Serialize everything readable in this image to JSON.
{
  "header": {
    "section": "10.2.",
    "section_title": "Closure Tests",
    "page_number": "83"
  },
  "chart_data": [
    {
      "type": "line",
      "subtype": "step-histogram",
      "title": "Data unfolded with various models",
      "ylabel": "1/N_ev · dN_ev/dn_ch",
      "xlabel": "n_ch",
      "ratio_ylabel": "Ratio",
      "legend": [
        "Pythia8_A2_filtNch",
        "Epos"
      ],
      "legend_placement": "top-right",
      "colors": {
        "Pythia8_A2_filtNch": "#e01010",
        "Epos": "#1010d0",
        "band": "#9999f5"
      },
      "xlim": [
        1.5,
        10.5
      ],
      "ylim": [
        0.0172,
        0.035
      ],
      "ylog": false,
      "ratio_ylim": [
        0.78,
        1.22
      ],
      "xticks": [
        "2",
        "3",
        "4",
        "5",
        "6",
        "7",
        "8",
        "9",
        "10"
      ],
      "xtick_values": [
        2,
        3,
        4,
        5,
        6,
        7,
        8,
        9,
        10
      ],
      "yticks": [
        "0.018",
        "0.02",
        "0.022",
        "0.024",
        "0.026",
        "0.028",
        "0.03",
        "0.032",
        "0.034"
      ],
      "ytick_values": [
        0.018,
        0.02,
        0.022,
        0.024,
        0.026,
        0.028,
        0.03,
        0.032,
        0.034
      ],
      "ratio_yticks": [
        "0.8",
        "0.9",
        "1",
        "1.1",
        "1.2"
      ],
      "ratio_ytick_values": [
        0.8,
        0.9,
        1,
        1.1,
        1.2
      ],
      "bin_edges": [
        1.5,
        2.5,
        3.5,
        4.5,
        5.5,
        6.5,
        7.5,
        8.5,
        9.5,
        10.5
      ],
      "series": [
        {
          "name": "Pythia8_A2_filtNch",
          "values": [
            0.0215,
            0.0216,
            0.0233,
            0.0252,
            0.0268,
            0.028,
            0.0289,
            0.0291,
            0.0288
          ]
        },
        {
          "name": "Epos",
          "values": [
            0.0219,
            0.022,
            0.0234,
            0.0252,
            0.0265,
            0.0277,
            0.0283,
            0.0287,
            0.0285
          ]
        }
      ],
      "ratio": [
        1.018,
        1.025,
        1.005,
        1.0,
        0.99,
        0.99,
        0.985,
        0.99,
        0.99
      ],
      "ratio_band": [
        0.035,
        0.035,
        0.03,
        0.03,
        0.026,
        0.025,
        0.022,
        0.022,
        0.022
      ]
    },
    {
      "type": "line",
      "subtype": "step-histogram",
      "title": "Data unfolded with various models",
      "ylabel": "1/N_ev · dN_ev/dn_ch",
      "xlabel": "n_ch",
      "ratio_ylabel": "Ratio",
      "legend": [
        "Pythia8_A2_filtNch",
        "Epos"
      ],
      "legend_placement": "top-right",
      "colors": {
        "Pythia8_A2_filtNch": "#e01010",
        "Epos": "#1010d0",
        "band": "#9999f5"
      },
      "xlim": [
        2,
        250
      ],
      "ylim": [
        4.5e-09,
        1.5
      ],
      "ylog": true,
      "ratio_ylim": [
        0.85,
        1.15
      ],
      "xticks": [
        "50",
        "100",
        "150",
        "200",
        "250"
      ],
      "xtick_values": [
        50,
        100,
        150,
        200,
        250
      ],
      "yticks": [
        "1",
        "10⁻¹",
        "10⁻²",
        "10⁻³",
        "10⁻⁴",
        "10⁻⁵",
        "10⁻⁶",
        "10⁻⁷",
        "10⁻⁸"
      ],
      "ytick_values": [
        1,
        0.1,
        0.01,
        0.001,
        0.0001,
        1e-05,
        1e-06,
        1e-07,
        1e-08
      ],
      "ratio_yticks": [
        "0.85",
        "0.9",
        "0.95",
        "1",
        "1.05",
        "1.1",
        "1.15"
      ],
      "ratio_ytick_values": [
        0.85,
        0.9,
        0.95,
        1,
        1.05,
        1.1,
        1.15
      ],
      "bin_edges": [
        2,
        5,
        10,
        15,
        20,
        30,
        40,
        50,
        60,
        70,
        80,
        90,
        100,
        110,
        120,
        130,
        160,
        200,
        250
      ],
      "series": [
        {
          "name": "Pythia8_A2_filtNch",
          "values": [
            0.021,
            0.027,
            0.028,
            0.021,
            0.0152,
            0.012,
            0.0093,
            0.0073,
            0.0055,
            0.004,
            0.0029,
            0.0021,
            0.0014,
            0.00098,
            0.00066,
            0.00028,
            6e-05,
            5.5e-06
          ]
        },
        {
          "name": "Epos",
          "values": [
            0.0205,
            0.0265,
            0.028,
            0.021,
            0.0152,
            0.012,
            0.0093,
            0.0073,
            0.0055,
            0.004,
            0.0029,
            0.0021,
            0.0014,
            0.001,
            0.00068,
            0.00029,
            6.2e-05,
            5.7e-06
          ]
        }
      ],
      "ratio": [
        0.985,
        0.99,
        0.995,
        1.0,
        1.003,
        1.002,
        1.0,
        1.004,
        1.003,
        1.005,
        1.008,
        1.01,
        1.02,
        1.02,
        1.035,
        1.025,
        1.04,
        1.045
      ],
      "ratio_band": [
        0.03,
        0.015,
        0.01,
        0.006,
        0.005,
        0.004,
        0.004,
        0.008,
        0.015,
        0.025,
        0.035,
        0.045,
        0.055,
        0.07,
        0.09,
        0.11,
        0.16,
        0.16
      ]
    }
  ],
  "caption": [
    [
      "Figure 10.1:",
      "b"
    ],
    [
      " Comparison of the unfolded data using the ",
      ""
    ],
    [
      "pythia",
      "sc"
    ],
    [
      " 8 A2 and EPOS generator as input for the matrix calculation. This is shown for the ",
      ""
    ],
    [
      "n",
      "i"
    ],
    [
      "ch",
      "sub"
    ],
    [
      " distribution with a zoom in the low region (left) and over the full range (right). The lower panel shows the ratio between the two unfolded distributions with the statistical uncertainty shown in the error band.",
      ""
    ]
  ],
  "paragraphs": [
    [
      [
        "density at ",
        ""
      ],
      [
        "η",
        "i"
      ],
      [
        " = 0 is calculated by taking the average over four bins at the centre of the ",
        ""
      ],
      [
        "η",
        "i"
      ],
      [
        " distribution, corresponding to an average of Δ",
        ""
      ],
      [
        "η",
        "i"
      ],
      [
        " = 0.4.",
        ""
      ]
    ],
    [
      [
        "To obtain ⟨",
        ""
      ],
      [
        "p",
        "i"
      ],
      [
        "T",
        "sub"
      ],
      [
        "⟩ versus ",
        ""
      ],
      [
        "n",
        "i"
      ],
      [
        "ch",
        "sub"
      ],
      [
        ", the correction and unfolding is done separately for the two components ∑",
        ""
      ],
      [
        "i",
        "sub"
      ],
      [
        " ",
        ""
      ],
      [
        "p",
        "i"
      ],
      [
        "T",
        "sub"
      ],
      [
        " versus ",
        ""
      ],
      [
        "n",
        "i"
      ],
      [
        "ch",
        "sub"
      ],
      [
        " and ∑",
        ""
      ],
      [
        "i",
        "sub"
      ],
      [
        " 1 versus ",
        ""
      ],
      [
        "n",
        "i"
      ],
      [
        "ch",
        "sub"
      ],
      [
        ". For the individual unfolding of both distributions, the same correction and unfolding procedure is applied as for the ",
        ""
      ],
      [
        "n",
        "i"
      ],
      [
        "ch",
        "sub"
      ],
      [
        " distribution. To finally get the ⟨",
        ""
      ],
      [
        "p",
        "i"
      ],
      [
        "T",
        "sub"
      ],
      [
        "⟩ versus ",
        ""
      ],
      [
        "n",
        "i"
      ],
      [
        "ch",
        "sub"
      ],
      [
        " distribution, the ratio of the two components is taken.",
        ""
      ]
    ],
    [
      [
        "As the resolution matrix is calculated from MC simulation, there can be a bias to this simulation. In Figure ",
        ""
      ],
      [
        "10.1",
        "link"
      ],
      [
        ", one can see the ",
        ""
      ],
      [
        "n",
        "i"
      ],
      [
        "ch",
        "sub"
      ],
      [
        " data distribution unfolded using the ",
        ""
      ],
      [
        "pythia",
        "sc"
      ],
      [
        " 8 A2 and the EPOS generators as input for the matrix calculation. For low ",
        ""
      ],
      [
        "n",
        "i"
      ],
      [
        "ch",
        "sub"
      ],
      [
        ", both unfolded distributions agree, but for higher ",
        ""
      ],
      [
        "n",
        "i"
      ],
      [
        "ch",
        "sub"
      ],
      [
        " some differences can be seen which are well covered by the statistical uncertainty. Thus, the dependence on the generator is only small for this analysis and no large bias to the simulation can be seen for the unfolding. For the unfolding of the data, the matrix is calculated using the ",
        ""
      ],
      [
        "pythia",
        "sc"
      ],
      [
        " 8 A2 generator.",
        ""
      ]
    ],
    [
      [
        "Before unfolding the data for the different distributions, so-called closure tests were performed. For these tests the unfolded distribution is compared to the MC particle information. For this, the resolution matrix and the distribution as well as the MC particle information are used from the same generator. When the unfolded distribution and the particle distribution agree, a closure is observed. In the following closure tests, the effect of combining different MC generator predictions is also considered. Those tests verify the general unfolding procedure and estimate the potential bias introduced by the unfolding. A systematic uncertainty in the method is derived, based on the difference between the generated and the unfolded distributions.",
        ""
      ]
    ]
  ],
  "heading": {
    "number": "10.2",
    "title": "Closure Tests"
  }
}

#####

# DIRECTIONS FOR THIS TASK
Only lines that contain the word "bias" are wanted; copy each of them.

# FINISHED EXERCISE
        "As the resolution matrix is calculated from MC simulation, there can be a bias to this simulation. In Figure ",
        " some differences can be seen which are well covered by the statistical uncertainty. Thus, the dependence on the generator is only small for this analysis and no large bias to the simulation can be seen for the unfolding. For the unfolding of the data, the matrix is calculated using the ",
        "Before unfolding the data for the different distributions, so-called closure tests were performed. For these tests the unfolded distribution is compared to the MC particle information. For this, the resolution matrix and the distribution as well as the MC particle information are used from the same generator. When the unfolded distribution and the particle distribution agree, a closure is observed. In the following closure tests, the effect of combining different MC generator predictions is also considered. Those tests verify the general unfolding procedure and estimate the potential bias introduced by the unfolding. A systematic uncertainty in the method is derived, based on the difference between the generated and the unfolded distributions.",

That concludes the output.